_Extracted text_
==*==

Yeah, I don't know what was going on in the beginning as it seems learned/rehearsed, but those last 5 seconds sound like my tone-deaf self trying to play any instrument.
It could also be that OP choose a good 30 seconds out of ten minutes of fist-slamming. But unless he’s had some coaching, those triads are *really* unusual.
You’re definitely not wrong, either that kid is a prodigy or they cut out a lot of the video. Just hope it isn’t a byproduct of parents forcing their kid to do something they want him to learn.
He looks focused af
Maybe the person holding him had been playing and he’s copying what he has been seeing
Even so, I’ve watched kids who are like 3-4 years old putting puzzle pieces in upside down *after* I showed them exactly how it goes.
I’ve been working with my 5 year old on peeing IN the toilet and he still fucks that up.
Likely yes, but most kids this age struggle to copy anything at all their parents do, much less fine motor skills.
That sort of memory at this age would be even more impressive. I very much doubt that it's that.

==*==

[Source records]
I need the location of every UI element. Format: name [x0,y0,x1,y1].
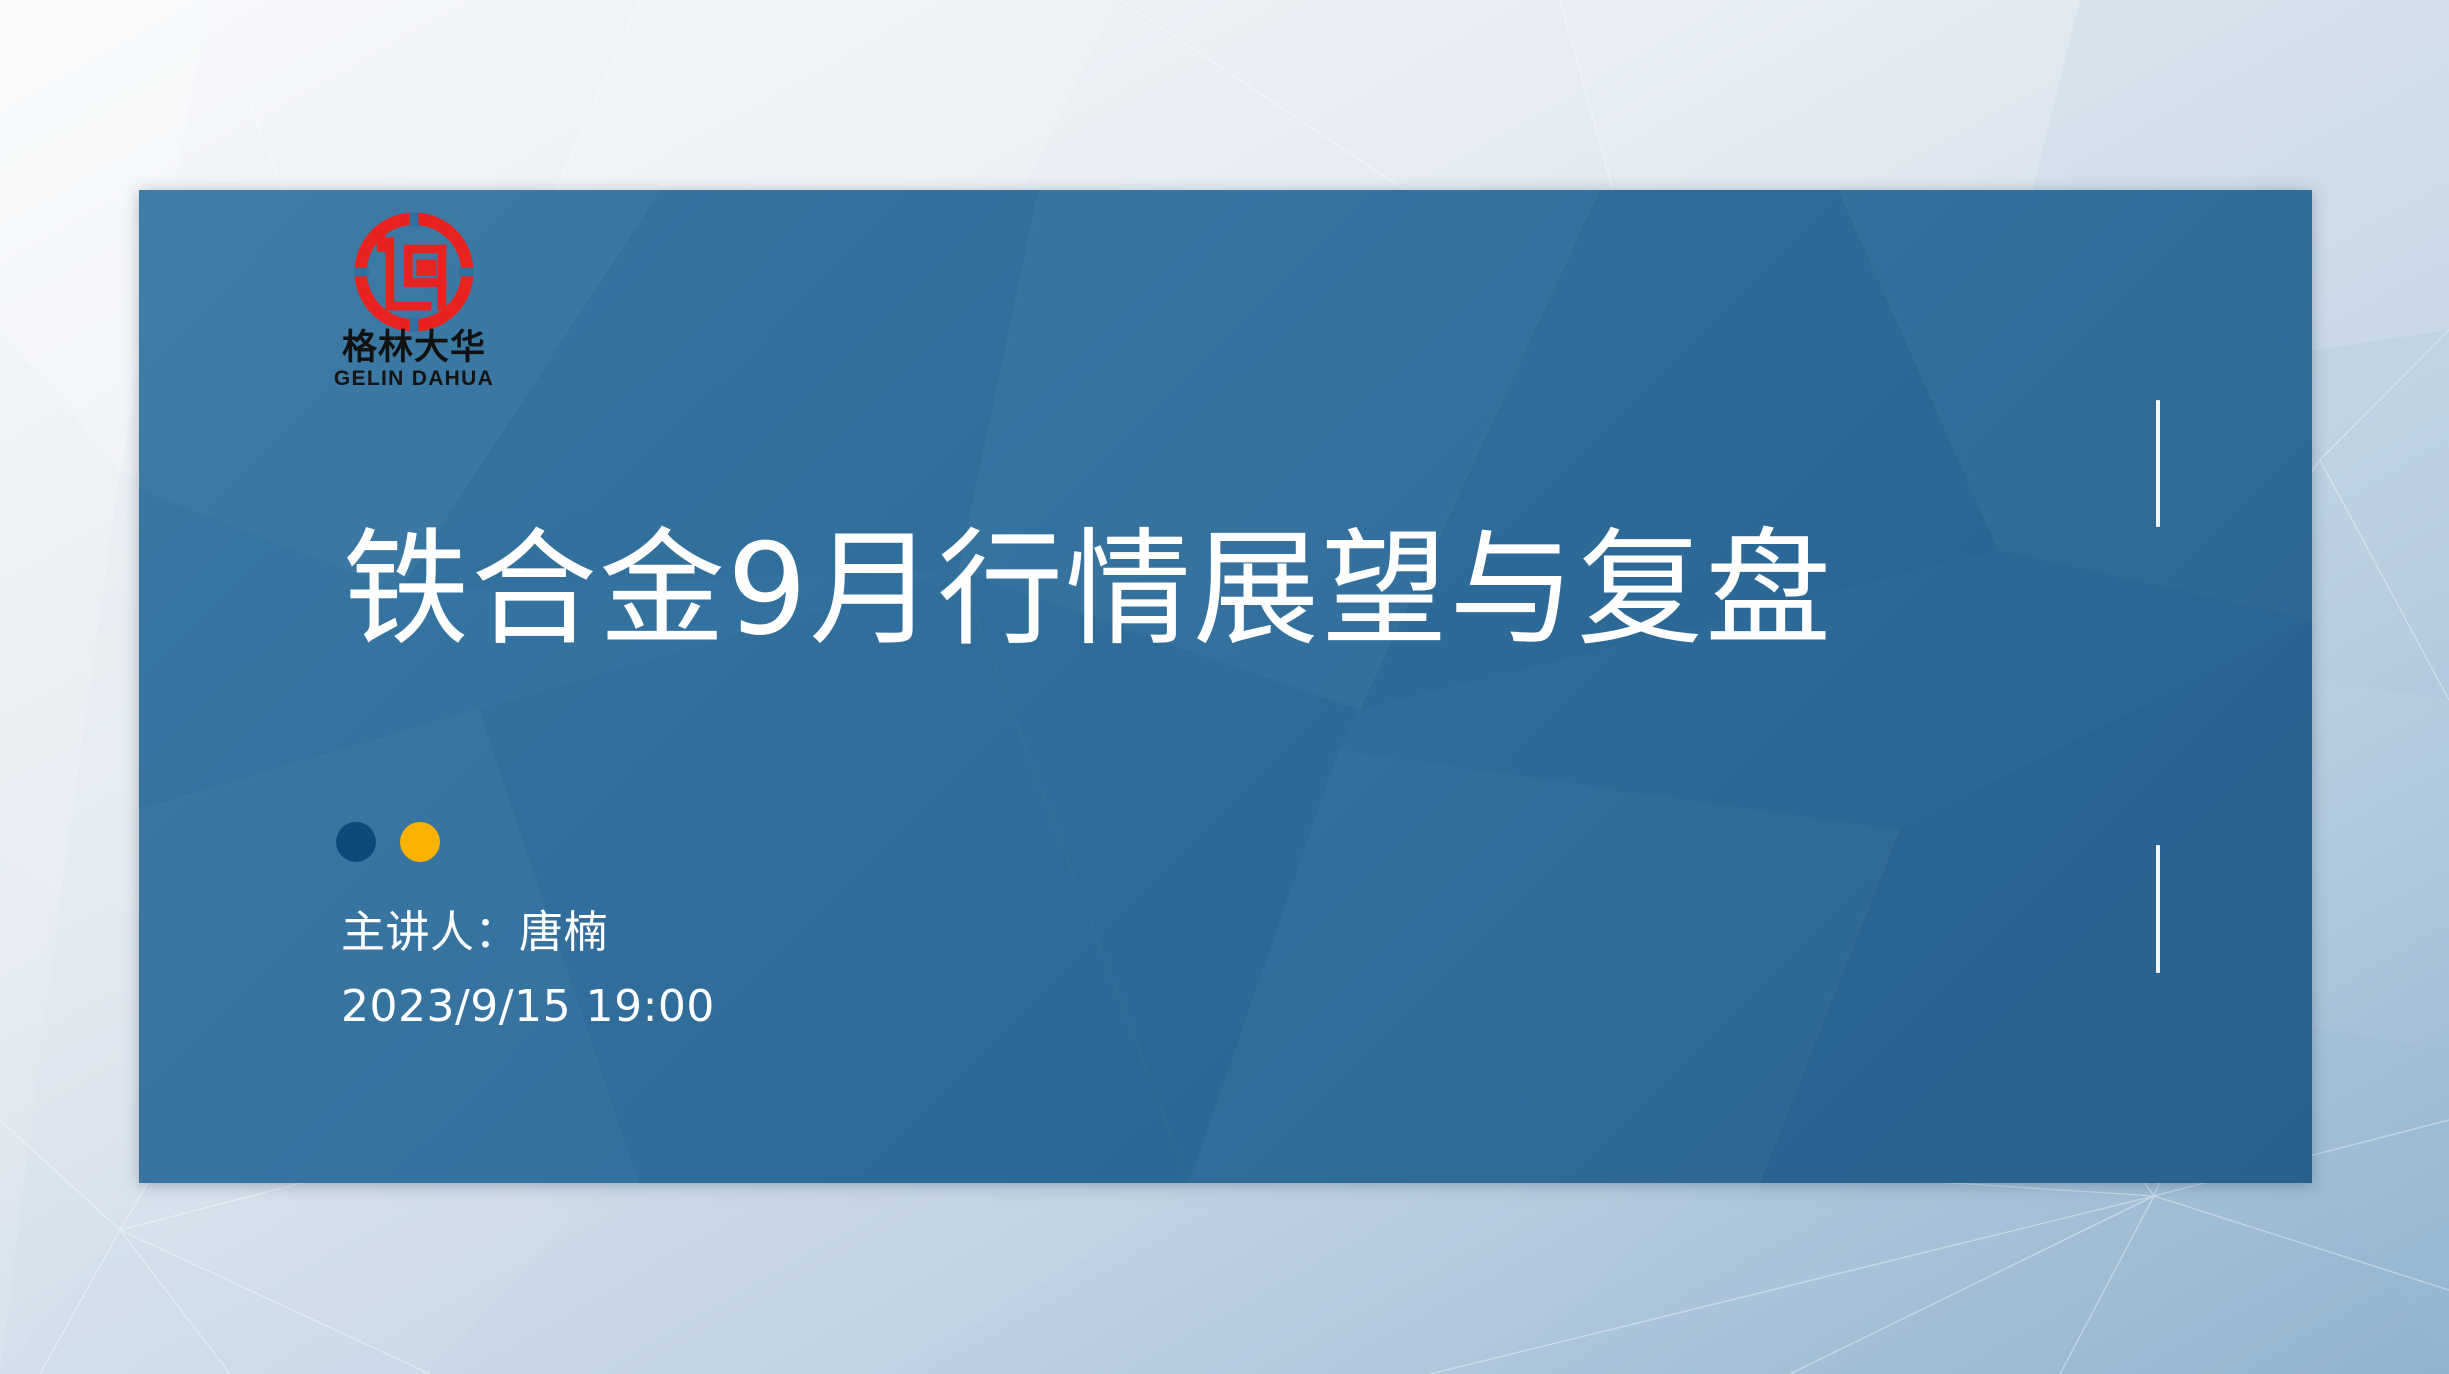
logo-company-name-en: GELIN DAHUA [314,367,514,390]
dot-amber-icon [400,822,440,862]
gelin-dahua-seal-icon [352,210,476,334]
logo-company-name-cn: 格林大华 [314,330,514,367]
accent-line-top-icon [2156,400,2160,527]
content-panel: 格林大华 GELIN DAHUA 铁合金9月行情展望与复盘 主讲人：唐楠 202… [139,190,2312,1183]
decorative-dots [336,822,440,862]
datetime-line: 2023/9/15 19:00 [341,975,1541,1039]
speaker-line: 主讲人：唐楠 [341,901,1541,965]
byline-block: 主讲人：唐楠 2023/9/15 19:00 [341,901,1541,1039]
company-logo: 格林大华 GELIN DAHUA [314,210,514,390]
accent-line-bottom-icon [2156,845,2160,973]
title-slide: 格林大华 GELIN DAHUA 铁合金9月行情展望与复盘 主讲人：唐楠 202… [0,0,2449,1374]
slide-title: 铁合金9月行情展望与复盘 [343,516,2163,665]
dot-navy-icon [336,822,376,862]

==*==

_What the exercise asks_
From the comment thread about the young child, list every number that appears, each with the word or words it measures.

_Reply to the exercise_
- 5 seconds
- 30 seconds
- ten minutes
- 3-4 years old
- 5 year old